Dataset records:
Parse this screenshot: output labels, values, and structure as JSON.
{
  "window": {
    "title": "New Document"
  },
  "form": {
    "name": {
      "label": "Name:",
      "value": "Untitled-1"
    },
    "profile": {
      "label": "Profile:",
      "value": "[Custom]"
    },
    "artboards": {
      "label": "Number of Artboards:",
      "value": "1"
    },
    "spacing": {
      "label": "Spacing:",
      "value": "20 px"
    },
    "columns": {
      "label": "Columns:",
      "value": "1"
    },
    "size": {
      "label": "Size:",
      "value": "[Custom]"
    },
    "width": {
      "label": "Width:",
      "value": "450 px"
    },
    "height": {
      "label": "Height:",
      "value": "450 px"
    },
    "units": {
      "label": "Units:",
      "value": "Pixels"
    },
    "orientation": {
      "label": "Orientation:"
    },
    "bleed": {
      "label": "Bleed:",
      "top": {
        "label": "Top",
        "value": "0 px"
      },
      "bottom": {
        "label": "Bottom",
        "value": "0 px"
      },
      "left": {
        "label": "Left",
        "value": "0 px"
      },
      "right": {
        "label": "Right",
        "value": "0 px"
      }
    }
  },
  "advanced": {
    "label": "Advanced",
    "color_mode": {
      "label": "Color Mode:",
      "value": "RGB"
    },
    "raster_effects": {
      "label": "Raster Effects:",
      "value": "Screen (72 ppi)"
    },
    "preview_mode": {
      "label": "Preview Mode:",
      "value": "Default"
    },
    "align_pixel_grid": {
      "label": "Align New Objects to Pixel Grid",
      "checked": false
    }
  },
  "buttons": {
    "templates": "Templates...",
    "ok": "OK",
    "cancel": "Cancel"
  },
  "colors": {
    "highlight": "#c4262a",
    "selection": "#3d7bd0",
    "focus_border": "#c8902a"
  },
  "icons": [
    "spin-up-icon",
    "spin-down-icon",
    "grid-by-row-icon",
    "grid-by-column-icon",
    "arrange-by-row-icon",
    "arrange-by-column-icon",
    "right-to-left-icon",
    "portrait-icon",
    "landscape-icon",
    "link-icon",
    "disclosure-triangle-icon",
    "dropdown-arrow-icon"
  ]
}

**STATED PROBLEM**. Write out every entry above, word for word.

**EXERCISE RESULT**.
Parse this screenshot: output labels, values, and structure as JSON.
{
  "window": {
    "title": "New Document"
  },
  "form": {
    "name": {
      "label": "Name:",
      "value": "Untitled-1"
    },
    "profile": {
      "label": "Profile:",
      "value": "[Custom]"
    },
    "artboards": {
      "label": "Number of Artboards:",
      "value": "1"
    },
    "spacing": {
      "label": "Spacing:",
      "value": "20 px"
    },
    "columns": {
      "label": "Columns:",
      "value": "1"
    },
    "size": {
      "label": "Size:",
      "value": "[Custom]"
    },
    "width": {
      "label": "Width:",
      "value": "450 px"
    },
    "height": {
      "label": "Height:",
      "value": "450 px"
    },
    "units": {
      "label": "Units:",
      "value": "Pixels"
    },
    "orientation": {
      "label": "Orientation:"
    },
    "bleed": {
      "label": "Bleed:",
      "top": {
        "label": "Top",
        "value": "0 px"
      },
      "bottom": {
        "label": "Bottom",
        "value": "0 px"
      },
      "left": {
        "label": "Left",
        "value": "0 px"
      },
      "right": {
        "label": "Right",
        "value": "0 px"
      }
    }
  },
  "advanced": {
    "label": "Advanced",
    "color_mode": {
      "label": "Color Mode:",
      "value": "RGB"
    },
    "raster_effects": {
      "label": "Raster Effects:",
      "value": "Screen (72 ppi)"
    },
    "preview_mode": {
      "label": "Preview Mode:",
      "value": "Default"
    },
    "align_pixel_grid": {
      "label": "Align New Objects to Pixel Grid",
      "checked": false
    }
  },
  "buttons": {
    "templates": "Templates...",
    "ok": "OK",
    "cancel": "Cancel"
  },
  "colors": {
    "highlight": "#c4262a",
    "selection": "#3d7bd0",
    "focus_border": "#c8902a"
  },
  "icons": [
    "spin-up-icon",
    "spin-down-icon",
    "grid-by-row-icon",
    "grid-by-column-icon",
    "arrange-by-row-icon",
    "arrange-by-column-icon",
    "right-to-left-icon",
    "portrait-icon",
    "landscape-icon",
    "link-icon",
    "disclosure-triangle-icon",
    "dropdown-arrow-icon"
  ]
}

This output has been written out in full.